**Work instructions**. From the records below, copy every line that contains the word "this".

**Data supplied**.

--

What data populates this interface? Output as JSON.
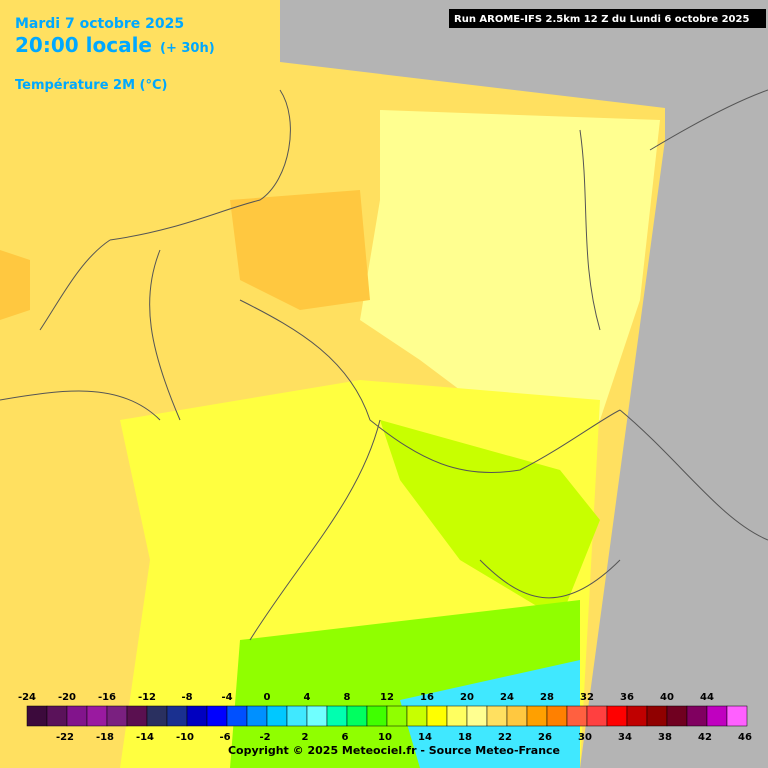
{
  "header": {
    "date": "Mardi 7 octobre 2025",
    "time": "20:00 locale",
    "lead": "(+ 30h)",
    "parameter": "Température 2M (°C)",
    "run": "Run AROME-IFS 2.5km 12 Z du Lundi 6 octobre 2025"
  },
  "legend": {
    "ticks": [
      -24,
      -22,
      -20,
      -18,
      -16,
      -14,
      -12,
      -10,
      -8,
      -6,
      -4,
      -2,
      0,
      2,
      4,
      6,
      8,
      10,
      12,
      14,
      16,
      18,
      20,
      22,
      24,
      26,
      28,
      30,
      32,
      34,
      36,
      38,
      40,
      42,
      44,
      46
    ],
    "colors": [
      "#3c0a3c",
      "#5a125a",
      "#82148c",
      "#9a1aa0",
      "#7a2080",
      "#5a1050",
      "#2a3060",
      "#1a3090",
      "#0000c0",
      "#0000ff",
      "#0050ff",
      "#0090ff",
      "#00c8ff",
      "#40e8ff",
      "#70ffff",
      "#00ffb0",
      "#00ff60",
      "#40ff00",
      "#90ff00",
      "#c8ff00",
      "#ffff00",
      "#ffff60",
      "#ffff90",
      "#ffe060",
      "#ffc840",
      "#ffa000",
      "#ff8000",
      "#ff6040",
      "#ff4040",
      "#ff0000",
      "#c00000",
      "#900000",
      "#700020",
      "#800060",
      "#c000c0",
      "#ff60ff"
    ]
  },
  "footer": "Copyright © 2025 Meteociel.fr - Source Meteo-France"
}
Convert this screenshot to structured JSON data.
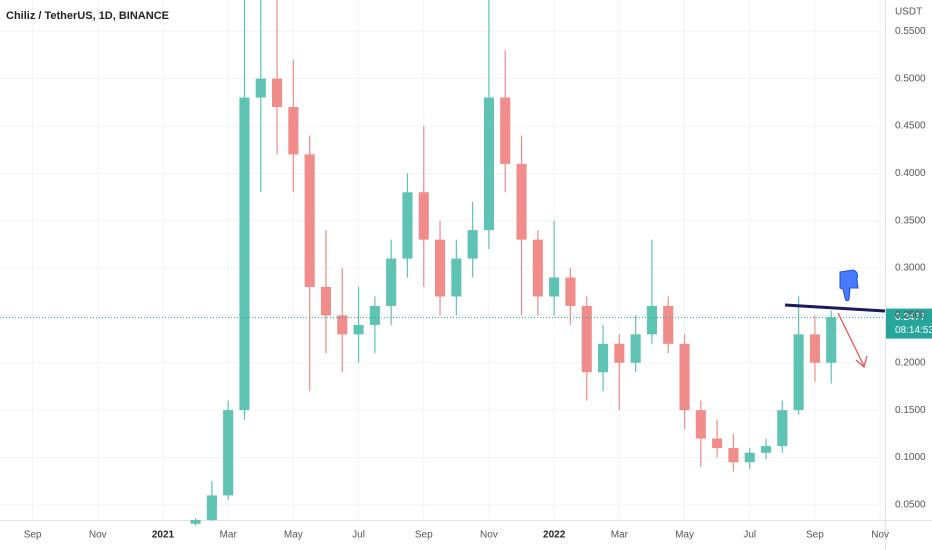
{
  "chart_data": {
    "type": "candlestick",
    "title": "Chiliz / TetherUS, 1D, BINANCE",
    "y_axis_label": "USDT",
    "up_color": "#5fc3b4",
    "down_color": "#f08c8a",
    "x": [
      5,
      5.5,
      6,
      6.5,
      7,
      7.5,
      8,
      8.5,
      9,
      9.5,
      10,
      10.5,
      11,
      11.5,
      12,
      12.5,
      13,
      13.5,
      14,
      14.5,
      15,
      15.5,
      16,
      16.5,
      17,
      17.5,
      18,
      18.5,
      19,
      19.5,
      20,
      20.5,
      21,
      21.5,
      22,
      22.5,
      23,
      23.5,
      24,
      24.5
    ],
    "open": [
      0.03,
      0.034,
      0.06,
      0.15,
      0.48,
      0.5,
      0.47,
      0.42,
      0.28,
      0.25,
      0.23,
      0.24,
      0.26,
      0.31,
      0.38,
      0.33,
      0.27,
      0.31,
      0.34,
      0.48,
      0.41,
      0.33,
      0.27,
      0.29,
      0.26,
      0.19,
      0.22,
      0.2,
      0.23,
      0.26,
      0.22,
      0.15,
      0.12,
      0.11,
      0.095,
      0.105,
      0.112,
      0.15,
      0.23,
      0.2
    ],
    "high": [
      0.036,
      0.075,
      0.16,
      0.6,
      0.6,
      0.6,
      0.52,
      0.44,
      0.34,
      0.3,
      0.28,
      0.27,
      0.33,
      0.4,
      0.45,
      0.35,
      0.33,
      0.37,
      0.6,
      0.53,
      0.44,
      0.34,
      0.35,
      0.3,
      0.27,
      0.24,
      0.23,
      0.25,
      0.33,
      0.27,
      0.23,
      0.16,
      0.14,
      0.125,
      0.11,
      0.12,
      0.16,
      0.27,
      0.25,
      0.255
    ],
    "low": [
      0.028,
      0.033,
      0.055,
      0.14,
      0.38,
      0.42,
      0.38,
      0.17,
      0.21,
      0.19,
      0.2,
      0.21,
      0.24,
      0.29,
      0.28,
      0.25,
      0.25,
      0.29,
      0.32,
      0.38,
      0.25,
      0.25,
      0.25,
      0.24,
      0.16,
      0.17,
      0.15,
      0.19,
      0.22,
      0.21,
      0.13,
      0.09,
      0.1,
      0.085,
      0.088,
      0.098,
      0.105,
      0.145,
      0.18,
      0.178
    ],
    "close": [
      0.034,
      0.06,
      0.15,
      0.48,
      0.5,
      0.47,
      0.42,
      0.28,
      0.25,
      0.23,
      0.24,
      0.26,
      0.31,
      0.38,
      0.33,
      0.27,
      0.31,
      0.34,
      0.48,
      0.41,
      0.33,
      0.27,
      0.29,
      0.26,
      0.19,
      0.22,
      0.2,
      0.23,
      0.26,
      0.22,
      0.15,
      0.12,
      0.11,
      0.095,
      0.105,
      0.112,
      0.15,
      0.23,
      0.2,
      0.248
    ],
    "xlim": [
      -1.0,
      26.15
    ],
    "xticks": [
      {
        "value": 0,
        "label": "Sep"
      },
      {
        "value": 2,
        "label": "Nov"
      },
      {
        "value": 4,
        "label": "2021"
      },
      {
        "value": 6,
        "label": "Mar"
      },
      {
        "value": 8,
        "label": "May"
      },
      {
        "value": 10,
        "label": "Jul"
      },
      {
        "value": 12,
        "label": "Sep"
      },
      {
        "value": 14,
        "label": "Nov"
      },
      {
        "value": 16,
        "label": "2022"
      },
      {
        "value": 18,
        "label": "Mar"
      },
      {
        "value": 20,
        "label": "May"
      },
      {
        "value": 22,
        "label": "Jul"
      },
      {
        "value": 24,
        "label": "Sep"
      },
      {
        "value": 26,
        "label": "Nov"
      }
    ],
    "ylim": [
      0.034,
      0.583
    ],
    "yticks": [
      {
        "value": 0.05,
        "label": "0.0500"
      },
      {
        "value": 0.1,
        "label": "0.1000"
      },
      {
        "value": 0.15,
        "label": "0.1500"
      },
      {
        "value": 0.2,
        "label": "0.2000"
      },
      {
        "value": 0.25,
        "label": "0.2500"
      },
      {
        "value": 0.3,
        "label": "0.3000"
      },
      {
        "value": 0.35,
        "label": "0.3500"
      },
      {
        "value": 0.4,
        "label": "0.4000"
      },
      {
        "value": 0.45,
        "label": "0.4500"
      },
      {
        "value": 0.5,
        "label": "0.5000"
      },
      {
        "value": 0.55,
        "label": "0.5500"
      }
    ],
    "grid": true,
    "last_price": 0.2477,
    "countdown": "08:14:53"
  }
}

--

**Correct response**.
What data populates this interface? Output as JSON.
Convert this screenshot to structured JSON data.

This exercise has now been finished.